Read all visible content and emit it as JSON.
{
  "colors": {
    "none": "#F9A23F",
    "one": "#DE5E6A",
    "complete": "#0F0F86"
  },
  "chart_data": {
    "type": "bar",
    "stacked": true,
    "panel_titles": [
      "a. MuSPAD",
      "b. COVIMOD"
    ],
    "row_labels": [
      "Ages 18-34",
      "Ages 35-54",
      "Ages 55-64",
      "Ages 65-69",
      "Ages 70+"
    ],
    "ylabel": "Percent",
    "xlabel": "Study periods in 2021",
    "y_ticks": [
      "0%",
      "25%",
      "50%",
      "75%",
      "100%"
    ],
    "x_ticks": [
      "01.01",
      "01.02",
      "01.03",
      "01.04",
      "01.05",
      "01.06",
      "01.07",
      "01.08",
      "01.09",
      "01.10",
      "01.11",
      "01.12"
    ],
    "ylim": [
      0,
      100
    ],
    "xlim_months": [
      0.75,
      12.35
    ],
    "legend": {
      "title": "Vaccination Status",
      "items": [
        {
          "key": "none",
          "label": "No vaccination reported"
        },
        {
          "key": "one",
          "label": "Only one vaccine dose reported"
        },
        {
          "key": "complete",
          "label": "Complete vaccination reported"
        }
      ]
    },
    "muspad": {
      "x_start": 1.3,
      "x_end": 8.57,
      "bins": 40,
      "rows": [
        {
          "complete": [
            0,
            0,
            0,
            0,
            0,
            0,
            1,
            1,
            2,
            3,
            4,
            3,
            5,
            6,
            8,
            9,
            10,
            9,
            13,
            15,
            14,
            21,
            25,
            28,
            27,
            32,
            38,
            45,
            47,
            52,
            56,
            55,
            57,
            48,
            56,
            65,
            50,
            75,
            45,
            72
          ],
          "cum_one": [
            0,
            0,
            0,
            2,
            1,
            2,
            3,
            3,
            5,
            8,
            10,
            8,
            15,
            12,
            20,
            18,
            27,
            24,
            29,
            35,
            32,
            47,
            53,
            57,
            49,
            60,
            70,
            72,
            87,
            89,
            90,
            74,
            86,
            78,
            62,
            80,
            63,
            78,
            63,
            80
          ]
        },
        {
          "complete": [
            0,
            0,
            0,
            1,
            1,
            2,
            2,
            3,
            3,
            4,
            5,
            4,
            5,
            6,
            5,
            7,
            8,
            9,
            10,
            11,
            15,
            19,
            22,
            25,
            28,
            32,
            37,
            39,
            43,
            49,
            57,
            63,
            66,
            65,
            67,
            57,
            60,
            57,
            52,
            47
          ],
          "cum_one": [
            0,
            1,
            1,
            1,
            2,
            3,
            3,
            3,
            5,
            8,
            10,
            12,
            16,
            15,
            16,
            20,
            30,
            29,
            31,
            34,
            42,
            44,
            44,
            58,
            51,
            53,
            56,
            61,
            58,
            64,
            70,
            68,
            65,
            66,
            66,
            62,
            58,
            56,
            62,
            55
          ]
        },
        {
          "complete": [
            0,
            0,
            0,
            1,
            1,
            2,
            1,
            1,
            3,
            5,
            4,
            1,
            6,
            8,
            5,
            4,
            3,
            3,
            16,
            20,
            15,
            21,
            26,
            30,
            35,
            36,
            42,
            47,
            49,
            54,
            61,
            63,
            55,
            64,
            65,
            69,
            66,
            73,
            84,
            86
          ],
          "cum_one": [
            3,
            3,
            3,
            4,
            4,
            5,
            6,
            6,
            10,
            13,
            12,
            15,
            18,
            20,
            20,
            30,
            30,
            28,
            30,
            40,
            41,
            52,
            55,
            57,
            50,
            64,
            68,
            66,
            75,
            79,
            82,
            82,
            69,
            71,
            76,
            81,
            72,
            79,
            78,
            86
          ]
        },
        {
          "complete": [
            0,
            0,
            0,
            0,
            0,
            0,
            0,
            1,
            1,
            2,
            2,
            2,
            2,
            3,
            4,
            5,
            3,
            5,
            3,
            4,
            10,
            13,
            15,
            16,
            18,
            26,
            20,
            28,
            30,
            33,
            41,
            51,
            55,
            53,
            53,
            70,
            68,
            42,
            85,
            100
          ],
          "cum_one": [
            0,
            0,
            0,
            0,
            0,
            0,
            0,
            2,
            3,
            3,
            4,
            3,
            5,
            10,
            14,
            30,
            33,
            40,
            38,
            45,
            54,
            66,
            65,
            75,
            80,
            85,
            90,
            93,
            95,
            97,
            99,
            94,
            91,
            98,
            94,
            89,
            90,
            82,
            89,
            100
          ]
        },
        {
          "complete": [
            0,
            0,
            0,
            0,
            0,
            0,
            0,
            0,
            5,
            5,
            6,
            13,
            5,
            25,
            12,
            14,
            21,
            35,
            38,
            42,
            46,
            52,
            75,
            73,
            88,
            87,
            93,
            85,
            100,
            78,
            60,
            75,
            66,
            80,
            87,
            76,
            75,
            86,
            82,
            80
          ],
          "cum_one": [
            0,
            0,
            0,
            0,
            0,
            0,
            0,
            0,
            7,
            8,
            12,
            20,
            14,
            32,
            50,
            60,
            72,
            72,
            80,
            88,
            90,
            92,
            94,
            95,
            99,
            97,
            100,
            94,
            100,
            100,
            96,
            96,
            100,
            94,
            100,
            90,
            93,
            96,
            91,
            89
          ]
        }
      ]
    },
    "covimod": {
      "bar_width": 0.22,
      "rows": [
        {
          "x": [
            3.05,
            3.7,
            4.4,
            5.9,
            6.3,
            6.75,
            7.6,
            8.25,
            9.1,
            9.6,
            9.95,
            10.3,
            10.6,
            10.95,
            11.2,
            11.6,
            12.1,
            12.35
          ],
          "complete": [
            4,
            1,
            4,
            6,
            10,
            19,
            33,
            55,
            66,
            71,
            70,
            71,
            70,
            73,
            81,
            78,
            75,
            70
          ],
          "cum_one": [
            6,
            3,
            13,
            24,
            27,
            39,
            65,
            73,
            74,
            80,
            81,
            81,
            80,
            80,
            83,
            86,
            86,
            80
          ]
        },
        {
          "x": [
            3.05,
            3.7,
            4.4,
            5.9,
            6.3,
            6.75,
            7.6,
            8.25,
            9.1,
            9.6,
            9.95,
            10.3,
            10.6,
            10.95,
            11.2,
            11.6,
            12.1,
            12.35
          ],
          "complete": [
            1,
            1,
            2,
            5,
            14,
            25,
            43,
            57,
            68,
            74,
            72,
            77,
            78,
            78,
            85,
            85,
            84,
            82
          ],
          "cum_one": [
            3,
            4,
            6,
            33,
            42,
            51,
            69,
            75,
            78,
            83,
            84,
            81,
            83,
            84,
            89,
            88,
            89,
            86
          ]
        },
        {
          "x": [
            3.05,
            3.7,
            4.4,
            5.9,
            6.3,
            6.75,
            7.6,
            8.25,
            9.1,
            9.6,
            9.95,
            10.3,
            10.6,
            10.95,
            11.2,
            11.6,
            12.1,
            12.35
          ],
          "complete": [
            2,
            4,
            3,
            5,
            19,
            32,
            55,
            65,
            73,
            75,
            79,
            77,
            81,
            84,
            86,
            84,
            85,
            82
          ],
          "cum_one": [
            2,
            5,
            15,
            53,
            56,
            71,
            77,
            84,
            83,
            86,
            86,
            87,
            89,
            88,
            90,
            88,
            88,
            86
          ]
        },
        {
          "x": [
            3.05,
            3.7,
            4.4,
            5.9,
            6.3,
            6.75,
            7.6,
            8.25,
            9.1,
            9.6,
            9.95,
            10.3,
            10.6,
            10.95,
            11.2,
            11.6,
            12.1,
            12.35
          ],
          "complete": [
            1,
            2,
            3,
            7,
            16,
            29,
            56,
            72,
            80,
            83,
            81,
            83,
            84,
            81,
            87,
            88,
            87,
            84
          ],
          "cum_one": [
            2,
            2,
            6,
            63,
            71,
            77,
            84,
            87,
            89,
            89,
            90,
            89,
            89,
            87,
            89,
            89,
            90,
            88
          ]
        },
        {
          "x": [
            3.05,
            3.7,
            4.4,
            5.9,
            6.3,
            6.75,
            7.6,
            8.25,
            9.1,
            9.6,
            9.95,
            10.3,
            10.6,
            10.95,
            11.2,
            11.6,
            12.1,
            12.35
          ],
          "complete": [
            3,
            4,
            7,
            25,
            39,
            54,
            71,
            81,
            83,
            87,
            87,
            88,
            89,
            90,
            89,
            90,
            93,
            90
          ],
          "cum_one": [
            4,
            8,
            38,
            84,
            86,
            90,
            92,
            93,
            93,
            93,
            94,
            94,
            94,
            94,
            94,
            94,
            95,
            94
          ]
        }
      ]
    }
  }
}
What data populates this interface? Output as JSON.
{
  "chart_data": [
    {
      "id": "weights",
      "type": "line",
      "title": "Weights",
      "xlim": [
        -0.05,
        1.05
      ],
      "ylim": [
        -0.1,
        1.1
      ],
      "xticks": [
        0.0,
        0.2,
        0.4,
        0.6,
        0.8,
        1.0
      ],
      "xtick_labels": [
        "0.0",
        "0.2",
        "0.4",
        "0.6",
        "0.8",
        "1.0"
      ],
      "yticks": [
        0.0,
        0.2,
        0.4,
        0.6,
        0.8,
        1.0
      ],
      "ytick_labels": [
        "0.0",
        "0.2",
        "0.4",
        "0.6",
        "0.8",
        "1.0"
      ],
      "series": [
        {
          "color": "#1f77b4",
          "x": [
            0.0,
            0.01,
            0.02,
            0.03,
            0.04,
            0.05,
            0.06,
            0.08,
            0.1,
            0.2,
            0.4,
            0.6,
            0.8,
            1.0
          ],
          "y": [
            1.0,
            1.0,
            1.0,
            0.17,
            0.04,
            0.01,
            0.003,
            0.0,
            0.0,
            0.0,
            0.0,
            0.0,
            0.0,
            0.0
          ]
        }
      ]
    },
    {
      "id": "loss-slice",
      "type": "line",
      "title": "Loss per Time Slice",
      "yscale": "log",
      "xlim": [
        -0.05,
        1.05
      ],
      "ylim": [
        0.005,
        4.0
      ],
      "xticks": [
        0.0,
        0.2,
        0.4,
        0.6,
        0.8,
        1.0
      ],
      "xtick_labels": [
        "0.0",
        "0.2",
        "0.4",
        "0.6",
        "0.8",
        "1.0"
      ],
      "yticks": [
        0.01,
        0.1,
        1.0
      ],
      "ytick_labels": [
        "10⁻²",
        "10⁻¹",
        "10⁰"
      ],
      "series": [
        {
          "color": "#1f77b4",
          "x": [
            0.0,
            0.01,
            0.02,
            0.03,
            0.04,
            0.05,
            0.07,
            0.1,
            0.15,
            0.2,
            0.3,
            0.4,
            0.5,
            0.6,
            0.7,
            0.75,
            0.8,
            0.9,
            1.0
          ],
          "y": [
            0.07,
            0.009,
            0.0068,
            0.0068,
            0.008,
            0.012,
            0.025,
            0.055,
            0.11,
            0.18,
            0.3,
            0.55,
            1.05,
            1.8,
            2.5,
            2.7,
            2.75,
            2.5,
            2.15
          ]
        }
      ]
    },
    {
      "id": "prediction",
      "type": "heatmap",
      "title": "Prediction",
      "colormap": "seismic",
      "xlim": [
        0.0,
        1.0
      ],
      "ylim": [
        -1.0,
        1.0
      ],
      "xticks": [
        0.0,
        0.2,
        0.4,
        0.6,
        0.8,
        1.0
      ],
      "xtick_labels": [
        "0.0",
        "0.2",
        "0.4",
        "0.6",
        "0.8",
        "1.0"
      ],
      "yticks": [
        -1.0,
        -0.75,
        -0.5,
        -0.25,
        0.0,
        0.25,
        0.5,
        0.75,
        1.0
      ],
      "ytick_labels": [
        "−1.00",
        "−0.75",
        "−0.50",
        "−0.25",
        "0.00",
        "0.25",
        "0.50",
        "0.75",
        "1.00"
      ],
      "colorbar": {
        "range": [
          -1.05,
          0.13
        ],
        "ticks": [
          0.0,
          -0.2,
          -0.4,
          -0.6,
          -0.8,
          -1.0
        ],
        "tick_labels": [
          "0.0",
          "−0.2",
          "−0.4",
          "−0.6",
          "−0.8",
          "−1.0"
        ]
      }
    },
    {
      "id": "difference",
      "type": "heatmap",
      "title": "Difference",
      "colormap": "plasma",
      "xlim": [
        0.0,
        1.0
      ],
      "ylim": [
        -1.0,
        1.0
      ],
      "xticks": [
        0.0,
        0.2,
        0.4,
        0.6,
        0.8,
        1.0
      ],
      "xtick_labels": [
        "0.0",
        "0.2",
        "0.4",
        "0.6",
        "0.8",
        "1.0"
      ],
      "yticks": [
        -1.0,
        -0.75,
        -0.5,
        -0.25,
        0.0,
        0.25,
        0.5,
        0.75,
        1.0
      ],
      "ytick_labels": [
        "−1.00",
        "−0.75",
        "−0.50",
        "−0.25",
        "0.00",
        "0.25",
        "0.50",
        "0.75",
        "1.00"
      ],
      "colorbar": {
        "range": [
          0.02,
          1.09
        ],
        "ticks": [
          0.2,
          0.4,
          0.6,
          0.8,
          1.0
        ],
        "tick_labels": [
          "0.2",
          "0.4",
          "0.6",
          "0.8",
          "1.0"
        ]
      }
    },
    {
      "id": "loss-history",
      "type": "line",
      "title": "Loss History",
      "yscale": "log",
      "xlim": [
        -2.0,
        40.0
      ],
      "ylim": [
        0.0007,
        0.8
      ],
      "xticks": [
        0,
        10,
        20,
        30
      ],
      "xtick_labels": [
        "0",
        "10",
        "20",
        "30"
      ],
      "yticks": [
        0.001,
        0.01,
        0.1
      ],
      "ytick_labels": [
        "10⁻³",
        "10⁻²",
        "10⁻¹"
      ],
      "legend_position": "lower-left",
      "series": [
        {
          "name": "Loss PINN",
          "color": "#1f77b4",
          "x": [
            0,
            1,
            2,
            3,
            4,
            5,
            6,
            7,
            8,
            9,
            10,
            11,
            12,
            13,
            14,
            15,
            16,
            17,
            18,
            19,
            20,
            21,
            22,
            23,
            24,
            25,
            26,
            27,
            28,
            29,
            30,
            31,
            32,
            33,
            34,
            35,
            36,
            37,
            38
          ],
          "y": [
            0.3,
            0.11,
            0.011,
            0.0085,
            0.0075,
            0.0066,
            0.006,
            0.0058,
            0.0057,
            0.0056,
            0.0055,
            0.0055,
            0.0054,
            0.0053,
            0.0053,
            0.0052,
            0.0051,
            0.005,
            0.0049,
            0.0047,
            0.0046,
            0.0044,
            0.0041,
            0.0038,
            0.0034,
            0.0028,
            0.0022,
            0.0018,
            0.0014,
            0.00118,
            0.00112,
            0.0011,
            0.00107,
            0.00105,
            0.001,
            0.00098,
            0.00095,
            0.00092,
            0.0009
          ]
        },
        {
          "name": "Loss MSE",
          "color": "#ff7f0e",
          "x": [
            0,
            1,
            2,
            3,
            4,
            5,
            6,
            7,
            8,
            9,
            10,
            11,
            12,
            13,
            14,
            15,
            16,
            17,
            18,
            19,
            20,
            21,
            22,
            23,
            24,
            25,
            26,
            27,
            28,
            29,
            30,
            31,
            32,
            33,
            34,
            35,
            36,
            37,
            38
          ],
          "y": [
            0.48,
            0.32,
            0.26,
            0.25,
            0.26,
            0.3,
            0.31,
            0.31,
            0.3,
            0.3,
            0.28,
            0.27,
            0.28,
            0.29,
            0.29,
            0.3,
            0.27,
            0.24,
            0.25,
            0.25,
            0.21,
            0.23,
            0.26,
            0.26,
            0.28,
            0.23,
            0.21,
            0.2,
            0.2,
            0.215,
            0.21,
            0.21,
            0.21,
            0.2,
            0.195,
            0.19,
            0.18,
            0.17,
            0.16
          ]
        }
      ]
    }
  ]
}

******

Your goal ▸
Show each line of the data that contains the string "JSON".

Finished answer ▸
Read all visible content and emit it as JSON.
What data populates this interface? Output as JSON.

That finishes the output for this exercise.